▶ _INSTRUCTIONS FOR THE TASK_:
Write out the entries below once more, exactly.

▶ _DATA TO USE_:
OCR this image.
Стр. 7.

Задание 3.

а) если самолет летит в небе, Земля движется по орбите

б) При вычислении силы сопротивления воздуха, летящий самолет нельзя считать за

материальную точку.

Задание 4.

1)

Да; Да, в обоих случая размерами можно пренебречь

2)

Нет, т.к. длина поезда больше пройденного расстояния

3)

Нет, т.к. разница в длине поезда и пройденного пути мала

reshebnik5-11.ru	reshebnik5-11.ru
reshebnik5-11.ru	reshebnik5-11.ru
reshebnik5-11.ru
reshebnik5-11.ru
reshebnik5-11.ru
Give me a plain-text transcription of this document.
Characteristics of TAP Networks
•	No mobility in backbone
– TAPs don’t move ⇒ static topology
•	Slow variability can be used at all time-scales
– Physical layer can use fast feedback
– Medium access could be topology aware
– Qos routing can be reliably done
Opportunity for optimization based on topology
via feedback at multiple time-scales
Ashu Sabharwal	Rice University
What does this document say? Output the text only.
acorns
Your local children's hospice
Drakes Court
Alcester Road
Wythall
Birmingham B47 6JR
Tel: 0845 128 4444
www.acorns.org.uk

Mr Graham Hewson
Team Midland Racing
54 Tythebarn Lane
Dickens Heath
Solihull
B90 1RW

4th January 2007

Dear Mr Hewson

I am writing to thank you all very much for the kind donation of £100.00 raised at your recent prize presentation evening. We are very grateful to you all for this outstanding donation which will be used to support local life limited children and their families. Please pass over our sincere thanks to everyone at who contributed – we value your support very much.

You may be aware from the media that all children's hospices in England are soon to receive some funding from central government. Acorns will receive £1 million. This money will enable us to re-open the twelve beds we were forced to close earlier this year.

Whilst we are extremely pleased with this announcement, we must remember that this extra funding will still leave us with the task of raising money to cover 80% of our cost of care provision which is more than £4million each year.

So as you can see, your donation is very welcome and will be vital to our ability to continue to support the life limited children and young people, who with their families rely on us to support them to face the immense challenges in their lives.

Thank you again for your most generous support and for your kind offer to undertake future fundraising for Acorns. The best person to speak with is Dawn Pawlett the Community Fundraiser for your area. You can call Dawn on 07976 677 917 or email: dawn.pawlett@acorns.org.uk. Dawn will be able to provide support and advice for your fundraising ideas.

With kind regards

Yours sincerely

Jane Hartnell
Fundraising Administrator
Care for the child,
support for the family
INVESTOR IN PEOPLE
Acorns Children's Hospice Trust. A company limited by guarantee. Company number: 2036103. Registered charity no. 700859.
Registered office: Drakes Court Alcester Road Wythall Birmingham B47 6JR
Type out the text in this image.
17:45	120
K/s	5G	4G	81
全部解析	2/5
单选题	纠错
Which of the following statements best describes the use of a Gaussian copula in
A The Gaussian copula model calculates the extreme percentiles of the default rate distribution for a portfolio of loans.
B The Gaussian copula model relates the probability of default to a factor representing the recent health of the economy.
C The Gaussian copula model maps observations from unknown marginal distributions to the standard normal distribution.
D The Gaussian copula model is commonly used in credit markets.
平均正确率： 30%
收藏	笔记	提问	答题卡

▶ _THE ANSWER_:
OCR this image.
Стр. 7.

Задание 3.

а) если самолет летит в небе, Земля движется по орбите

б) При вычислении силы сопротивления воздуха, летящий самолет нельзя считать за

материальную точку.

Задание 4.

1)

Да; Да, в обоих случая размерами можно пренебречь

2)

Нет, т.к. длина поезда больше пройденного расстояния

3)

Нет, т.к. разница в длине поезда и пройденного пути мала

reshebnik5-11.ru	reshebnik5-11.ru
reshebnik5-11.ru	reshebnik5-11.ru
reshebnik5-11.ru
reshebnik5-11.ru
reshebnik5-11.ru
Give me a plain-text transcription of this document.
Characteristics of TAP Networks
•	No mobility in backbone
– TAPs don’t move ⇒ static topology
•	Slow variability can be used at all time-scales
– Physical layer can use fast feedback
– Medium access could be topology aware
– Qos routing can be reliably done
Opportunity for optimization based on topology
via feedback at multiple time-scales
Ashu Sabharwal	Rice University
What does this document say? Output the text only.
acorns
Your local children's hospice
Drakes Court
Alcester Road
Wythall
Birmingham B47 6JR
Tel: 0845 128 4444
www.acorns.org.uk

Mr Graham Hewson
Team Midland Racing
54 Tythebarn Lane
Dickens Heath
Solihull
B90 1RW

4th January 2007

Dear Mr Hewson

I am writing to thank you all very much for the kind donation of £100.00 raised at your recent prize presentation evening. We are very grateful to you all for this outstanding donation which will be used to support local life limited children and their families. Please pass over our sincere thanks to everyone at who contributed – we value your support very much.

You may be aware from the media that all children's hospices in England are soon to receive some funding from central government. Acorns will receive £1 million. This money will enable us to re-open the twelve beds we were forced to close earlier this year.

Whilst we are extremely pleased with this announcement, we must remember that this extra funding will still leave us with the task of raising money to cover 80% of our cost of care provision which is more than £4million each year.

So as you can see, your donation is very welcome and will be vital to our ability to continue to support the life limited children and young people, who with their families rely on us to support them to face the immense challenges in their lives.

Thank you again for your most generous support and for your kind offer to undertake future fundraising for Acorns. The best person to speak with is Dawn Pawlett the Community Fundraiser for your area. You can call Dawn on 07976 677 917 or email: dawn.pawlett@acorns.org.uk. Dawn will be able to provide support and advice for your fundraising ideas.

With kind regards

Yours sincerely

Jane Hartnell
Fundraising Administrator
Care for the child,
support for the family
INVESTOR IN PEOPLE
Acorns Children's Hospice Trust. A company limited by guarantee. Company number: 2036103. Registered charity no. 700859.
Registered office: Drakes Court Alcester Road Wythall Birmingham B47 6JR
Type out the text in this image.
17:45	120
K/s	5G	4G	81
全部解析	2/5
单选题	纠错
Which of the following statements best describes the use of a Gaussian copula in
A The Gaussian copula model calculates the extreme percentiles of the default rate distribution for a portfolio of loans.
B The Gaussian copula model relates the probability of default to a factor representing the recent health of the economy.
C The Gaussian copula model maps observations from unknown marginal distributions to the standard normal distribution.
D The Gaussian copula model is commonly used in credit markets.
平均正确率： 30%
收藏	笔记	提问	答题卡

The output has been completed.